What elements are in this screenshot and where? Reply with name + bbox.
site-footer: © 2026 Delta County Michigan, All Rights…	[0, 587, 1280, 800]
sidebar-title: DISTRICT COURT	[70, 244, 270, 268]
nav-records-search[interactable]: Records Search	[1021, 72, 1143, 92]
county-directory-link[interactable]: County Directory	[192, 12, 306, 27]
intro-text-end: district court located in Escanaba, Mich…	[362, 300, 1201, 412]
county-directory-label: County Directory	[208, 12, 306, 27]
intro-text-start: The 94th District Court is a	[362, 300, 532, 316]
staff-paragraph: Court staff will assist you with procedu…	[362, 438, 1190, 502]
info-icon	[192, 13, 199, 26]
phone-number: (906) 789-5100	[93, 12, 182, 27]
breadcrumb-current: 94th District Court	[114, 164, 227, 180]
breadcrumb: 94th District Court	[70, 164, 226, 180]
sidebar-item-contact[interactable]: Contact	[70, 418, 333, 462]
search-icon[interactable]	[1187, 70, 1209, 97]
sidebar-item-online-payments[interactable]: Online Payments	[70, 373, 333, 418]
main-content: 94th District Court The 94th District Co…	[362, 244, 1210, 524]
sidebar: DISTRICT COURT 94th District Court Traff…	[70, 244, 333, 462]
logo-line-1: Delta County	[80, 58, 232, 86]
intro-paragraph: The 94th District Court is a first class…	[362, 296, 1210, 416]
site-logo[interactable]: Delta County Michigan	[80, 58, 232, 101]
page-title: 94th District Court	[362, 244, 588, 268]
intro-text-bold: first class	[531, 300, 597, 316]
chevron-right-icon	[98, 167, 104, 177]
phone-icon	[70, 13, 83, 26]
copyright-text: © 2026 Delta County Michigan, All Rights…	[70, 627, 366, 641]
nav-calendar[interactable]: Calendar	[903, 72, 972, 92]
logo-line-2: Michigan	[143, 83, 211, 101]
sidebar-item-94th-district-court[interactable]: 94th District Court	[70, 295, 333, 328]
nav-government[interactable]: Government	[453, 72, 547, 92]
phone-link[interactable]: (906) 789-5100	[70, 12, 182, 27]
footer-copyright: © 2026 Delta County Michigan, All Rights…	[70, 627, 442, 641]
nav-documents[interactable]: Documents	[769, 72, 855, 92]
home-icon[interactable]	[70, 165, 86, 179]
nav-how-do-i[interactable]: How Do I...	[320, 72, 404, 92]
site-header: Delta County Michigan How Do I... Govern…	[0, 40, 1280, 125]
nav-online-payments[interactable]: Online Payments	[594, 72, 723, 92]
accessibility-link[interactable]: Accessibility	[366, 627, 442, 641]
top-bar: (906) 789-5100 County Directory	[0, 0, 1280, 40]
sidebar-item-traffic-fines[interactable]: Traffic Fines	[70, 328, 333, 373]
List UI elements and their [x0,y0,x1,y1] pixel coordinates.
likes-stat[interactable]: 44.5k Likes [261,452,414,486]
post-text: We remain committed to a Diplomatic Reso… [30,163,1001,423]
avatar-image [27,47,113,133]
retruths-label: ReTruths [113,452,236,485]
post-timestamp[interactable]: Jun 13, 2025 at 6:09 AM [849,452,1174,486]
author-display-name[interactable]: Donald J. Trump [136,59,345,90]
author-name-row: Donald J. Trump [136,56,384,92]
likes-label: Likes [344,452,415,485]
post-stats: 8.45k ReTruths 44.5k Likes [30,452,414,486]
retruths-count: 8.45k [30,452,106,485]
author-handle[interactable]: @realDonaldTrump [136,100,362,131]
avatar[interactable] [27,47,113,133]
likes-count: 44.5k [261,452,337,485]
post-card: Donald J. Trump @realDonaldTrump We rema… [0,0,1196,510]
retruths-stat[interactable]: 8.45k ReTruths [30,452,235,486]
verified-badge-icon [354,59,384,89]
········
Do this: Rewrite every line of the items above, changing "interactable" to "clickable" wherever it occurs and leaving everything else unchanged.

Correct output:
What elements are in this screenshot and where? Reply with name + bbox.
site-footer: © 2026 Delta County Michigan, All Rights…	[0, 587, 1280, 800]
sidebar-title: DISTRICT COURT	[70, 244, 270, 268]
nav-records-search[clickable]: Records Search	[1021, 72, 1143, 92]
county-directory-link[clickable]: County Directory	[192, 12, 306, 27]
intro-text-end: district court located in Escanaba, Mich…	[362, 300, 1201, 412]
county-directory-label: County Directory	[208, 12, 306, 27]
intro-text-start: The 94th District Court is a	[362, 300, 532, 316]
staff-paragraph: Court staff will assist you with procedu…	[362, 438, 1190, 502]
info-icon	[192, 13, 199, 26]
phone-number: (906) 789-5100	[93, 12, 182, 27]
breadcrumb-current: 94th District Court	[114, 164, 227, 180]
breadcrumb: 94th District Court	[70, 164, 226, 180]
sidebar-item-contact[clickable]: Contact	[70, 418, 333, 462]
search-icon[clickable]	[1187, 70, 1209, 97]
sidebar-item-online-payments[clickable]: Online Payments	[70, 373, 333, 418]
main-content: 94th District Court The 94th District Co…	[362, 244, 1210, 524]
sidebar: DISTRICT COURT 94th District Court Traff…	[70, 244, 333, 462]
logo-line-1: Delta County	[80, 58, 232, 86]
intro-paragraph: The 94th District Court is a first class…	[362, 296, 1210, 416]
site-logo[clickable]: Delta County Michigan	[80, 58, 232, 101]
page-title: 94th District Court	[362, 244, 588, 268]
intro-text-bold: first class	[531, 300, 597, 316]
chevron-right-icon	[98, 167, 104, 177]
phone-icon	[70, 13, 83, 26]
copyright-text: © 2026 Delta County Michigan, All Rights…	[70, 627, 366, 641]
nav-calendar[clickable]: Calendar	[903, 72, 972, 92]
logo-line-2: Michigan	[143, 83, 211, 101]
sidebar-item-94th-district-court[clickable]: 94th District Court	[70, 295, 333, 328]
nav-government[clickable]: Government	[453, 72, 547, 92]
phone-link[clickable]: (906) 789-5100	[70, 12, 182, 27]
footer-copyright: © 2026 Delta County Michigan, All Rights…	[70, 627, 442, 641]
nav-documents[clickable]: Documents	[769, 72, 855, 92]
home-icon[clickable]	[70, 165, 86, 179]
nav-how-do-i[clickable]: How Do I...	[320, 72, 404, 92]
site-header: Delta County Michigan How Do I... Govern…	[0, 40, 1280, 125]
nav-online-payments[clickable]: Online Payments	[594, 72, 723, 92]
accessibility-link[clickable]: Accessibility	[366, 627, 442, 641]
top-bar: (906) 789-5100 County Directory	[0, 0, 1280, 40]
sidebar-item-traffic-fines[clickable]: Traffic Fines	[70, 328, 333, 373]
List UI elements and their [x0,y0,x1,y1] pixel coordinates.
likes-stat[clickable]: 44.5k Likes [261,452,414,486]
post-text: We remain committed to a Diplomatic Reso… [30,163,1001,423]
avatar-image [27,47,113,133]
retruths-label: ReTruths [113,452,236,485]
post-timestamp[clickable]: Jun 13, 2025 at 6:09 AM [849,452,1174,486]
author-display-name[clickable]: Donald J. Trump [136,59,345,90]
author-name-row: Donald J. Trump [136,56,384,92]
likes-label: Likes [344,452,415,485]
post-stats: 8.45k ReTruths 44.5k Likes [30,452,414,486]
retruths-count: 8.45k [30,452,106,485]
author-handle[clickable]: @realDonaldTrump [136,100,362,131]
avatar[clickable] [27,47,113,133]
likes-count: 44.5k [261,452,337,485]
post-card: Donald J. Trump @realDonaldTrump We rema… [0,0,1196,510]
retruths-stat[clickable]: 8.45k ReTruths [30,452,235,486]
verified-badge-icon [354,59,384,89]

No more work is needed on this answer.